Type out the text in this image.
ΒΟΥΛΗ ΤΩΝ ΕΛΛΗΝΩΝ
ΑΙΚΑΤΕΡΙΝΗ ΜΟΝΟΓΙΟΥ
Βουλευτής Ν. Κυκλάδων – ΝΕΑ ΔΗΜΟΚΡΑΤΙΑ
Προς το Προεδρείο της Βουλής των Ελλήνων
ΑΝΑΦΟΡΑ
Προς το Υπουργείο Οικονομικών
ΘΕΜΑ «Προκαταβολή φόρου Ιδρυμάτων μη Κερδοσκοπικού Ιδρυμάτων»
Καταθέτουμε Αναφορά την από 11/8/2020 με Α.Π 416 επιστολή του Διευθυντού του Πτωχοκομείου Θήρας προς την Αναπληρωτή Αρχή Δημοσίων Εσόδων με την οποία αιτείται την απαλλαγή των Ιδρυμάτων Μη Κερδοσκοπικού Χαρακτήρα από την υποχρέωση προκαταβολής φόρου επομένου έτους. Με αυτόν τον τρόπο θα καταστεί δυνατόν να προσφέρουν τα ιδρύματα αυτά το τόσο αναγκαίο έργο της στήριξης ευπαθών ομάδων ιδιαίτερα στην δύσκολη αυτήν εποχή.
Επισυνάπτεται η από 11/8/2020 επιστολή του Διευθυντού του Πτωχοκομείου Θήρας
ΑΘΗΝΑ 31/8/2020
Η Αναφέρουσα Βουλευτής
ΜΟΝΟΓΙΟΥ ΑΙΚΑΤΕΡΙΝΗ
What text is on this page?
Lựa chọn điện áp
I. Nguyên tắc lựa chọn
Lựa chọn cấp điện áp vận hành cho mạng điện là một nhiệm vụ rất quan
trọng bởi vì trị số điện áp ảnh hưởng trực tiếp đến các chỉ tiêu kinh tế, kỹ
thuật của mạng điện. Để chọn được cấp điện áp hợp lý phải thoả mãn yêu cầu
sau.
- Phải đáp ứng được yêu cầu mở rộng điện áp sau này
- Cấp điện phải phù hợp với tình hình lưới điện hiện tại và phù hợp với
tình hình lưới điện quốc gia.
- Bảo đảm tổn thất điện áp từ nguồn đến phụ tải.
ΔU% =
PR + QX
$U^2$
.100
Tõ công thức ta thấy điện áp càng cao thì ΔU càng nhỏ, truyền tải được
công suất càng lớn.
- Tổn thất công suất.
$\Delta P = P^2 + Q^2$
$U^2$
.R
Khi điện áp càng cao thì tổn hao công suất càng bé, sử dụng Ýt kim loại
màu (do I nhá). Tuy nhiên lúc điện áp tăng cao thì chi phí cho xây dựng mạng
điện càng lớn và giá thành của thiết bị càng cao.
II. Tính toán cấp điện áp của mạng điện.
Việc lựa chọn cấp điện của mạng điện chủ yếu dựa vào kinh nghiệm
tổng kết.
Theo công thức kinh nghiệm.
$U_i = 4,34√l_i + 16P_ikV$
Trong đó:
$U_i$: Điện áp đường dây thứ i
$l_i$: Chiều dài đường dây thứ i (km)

• [WORK TO DO]:
Transcribe the records above exactly as they appear.

• [WORKED ANSWER]:
Type out the text in this image.
ΒΟΥΛΗ ΤΩΝ ΕΛΛΗΝΩΝ
ΑΙΚΑΤΕΡΙΝΗ ΜΟΝΟΓΙΟΥ
Βουλευτής Ν. Κυκλάδων – ΝΕΑ ΔΗΜΟΚΡΑΤΙΑ
Προς το Προεδρείο της Βουλής των Ελλήνων
ΑΝΑΦΟΡΑ
Προς το Υπουργείο Οικονομικών
ΘΕΜΑ «Προκαταβολή φόρου Ιδρυμάτων μη Κερδοσκοπικού Ιδρυμάτων»
Καταθέτουμε Αναφορά την από 11/8/2020 με Α.Π 416 επιστολή του Διευθυντού του Πτωχοκομείου Θήρας προς την Αναπληρωτή Αρχή Δημοσίων Εσόδων με την οποία αιτείται την απαλλαγή των Ιδρυμάτων Μη Κερδοσκοπικού Χαρακτήρα από την υποχρέωση προκαταβολής φόρου επομένου έτους. Με αυτόν τον τρόπο θα καταστεί δυνατόν να προσφέρουν τα ιδρύματα αυτά το τόσο αναγκαίο έργο της στήριξης ευπαθών ομάδων ιδιαίτερα στην δύσκολη αυτήν εποχή.
Επισυνάπτεται η από 11/8/2020 επιστολή του Διευθυντού του Πτωχοκομείου Θήρας
ΑΘΗΝΑ 31/8/2020
Η Αναφέρουσα Βουλευτής
ΜΟΝΟΓΙΟΥ ΑΙΚΑΤΕΡΙΝΗ
What text is on this page?
Lựa chọn điện áp
I. Nguyên tắc lựa chọn
Lựa chọn cấp điện áp vận hành cho mạng điện là một nhiệm vụ rất quan
trọng bởi vì trị số điện áp ảnh hưởng trực tiếp đến các chỉ tiêu kinh tế, kỹ
thuật của mạng điện. Để chọn được cấp điện áp hợp lý phải thoả mãn yêu cầu
sau.
- Phải đáp ứng được yêu cầu mở rộng điện áp sau này
- Cấp điện phải phù hợp với tình hình lưới điện hiện tại và phù hợp với
tình hình lưới điện quốc gia.
- Bảo đảm tổn thất điện áp từ nguồn đến phụ tải.
ΔU% =
PR + QX
$U^2$
.100
Tõ công thức ta thấy điện áp càng cao thì ΔU càng nhỏ, truyền tải được
công suất càng lớn.
- Tổn thất công suất.
$\Delta P = P^2 + Q^2$
$U^2$
.R
Khi điện áp càng cao thì tổn hao công suất càng bé, sử dụng Ýt kim loại
màu (do I nhá). Tuy nhiên lúc điện áp tăng cao thì chi phí cho xây dựng mạng
điện càng lớn và giá thành của thiết bị càng cao.
II. Tính toán cấp điện áp của mạng điện.
Việc lựa chọn cấp điện của mạng điện chủ yếu dựa vào kinh nghiệm
tổng kết.
Theo công thức kinh nghiệm.
$U_i = 4,34√l_i + 16P_ikV$
Trong đó:
$U_i$: Điện áp đường dây thứ i
$l_i$: Chiều dài đường dây thứ i (km)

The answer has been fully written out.